#### WRITTEN REQUEST:
Every line holding the string "Empattement" should be gathered.

#### DATA SUPPLIED:
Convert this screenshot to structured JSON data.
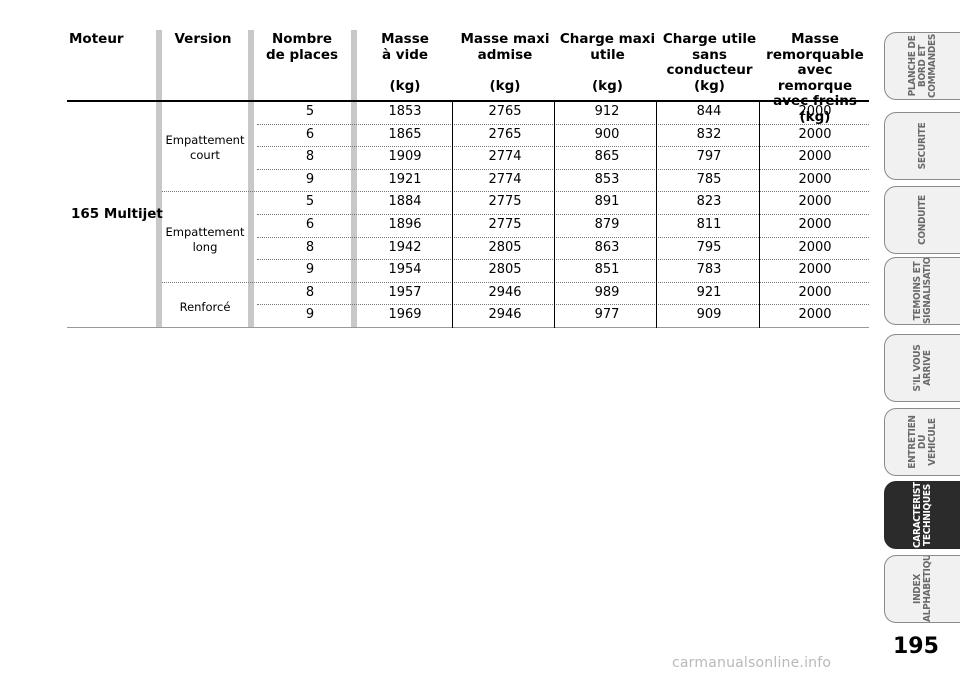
{
  "table": {
    "headers": [
      "Moteur",
      "Version",
      "Nombre\nde places",
      "Masse\nà vide\n\n(kg)",
      "Masse maxi\nadmise\n\n(kg)",
      "Charge maxi\nutile\n\n(kg)",
      "Charge utile\nsans\nconducteur\n(kg)",
      "Masse\nremorquable\navec remorque\navec freins (kg)"
    ],
    "moteur": "165 Multijet",
    "versions": [
      "Empattement\ncourt",
      "Empattement\nlong",
      "Renforcé"
    ],
    "rows": [
      [
        "5",
        "1853",
        "2765",
        "912",
        "844",
        "2000"
      ],
      [
        "6",
        "1865",
        "2765",
        "900",
        "832",
        "2000"
      ],
      [
        "8",
        "1909",
        "2774",
        "865",
        "797",
        "2000"
      ],
      [
        "9",
        "1921",
        "2774",
        "853",
        "785",
        "2000"
      ],
      [
        "5",
        "1884",
        "2775",
        "891",
        "823",
        "2000"
      ],
      [
        "6",
        "1896",
        "2775",
        "879",
        "811",
        "2000"
      ],
      [
        "8",
        "1942",
        "2805",
        "863",
        "795",
        "2000"
      ],
      [
        "9",
        "1954",
        "2805",
        "851",
        "783",
        "2000"
      ],
      [
        "8",
        "1957",
        "2946",
        "989",
        "921",
        "2000"
      ],
      [
        "9",
        "1969",
        "2946",
        "977",
        "909",
        "2000"
      ]
    ]
  },
  "side_tabs": [
    {
      "label": "PLANCHE DE\nBORD ET\nCOMMANDES",
      "active": false
    },
    {
      "label": "SECURITE",
      "active": false
    },
    {
      "label": "CONDUITE",
      "active": false
    },
    {
      "label": "TEMOINS ET\nSIGNALISATIONS",
      "active": false
    },
    {
      "label": "S'IL VOUS\nARRIVE",
      "active": false
    },
    {
      "label": "ENTRETIEN DU\nVEHICULE",
      "active": false
    },
    {
      "label": "CARACTERISTIQUES\nTECHNIQUES",
      "active": true
    },
    {
      "label": "INDEX\nALPHABETIQUE",
      "active": false
    }
  ],
  "page_number": "195",
  "watermark": "carmanualsonline.info"
}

#### SOLUTION BELOW:
      "Empattement\ncourt",
      "Empattement\nlong",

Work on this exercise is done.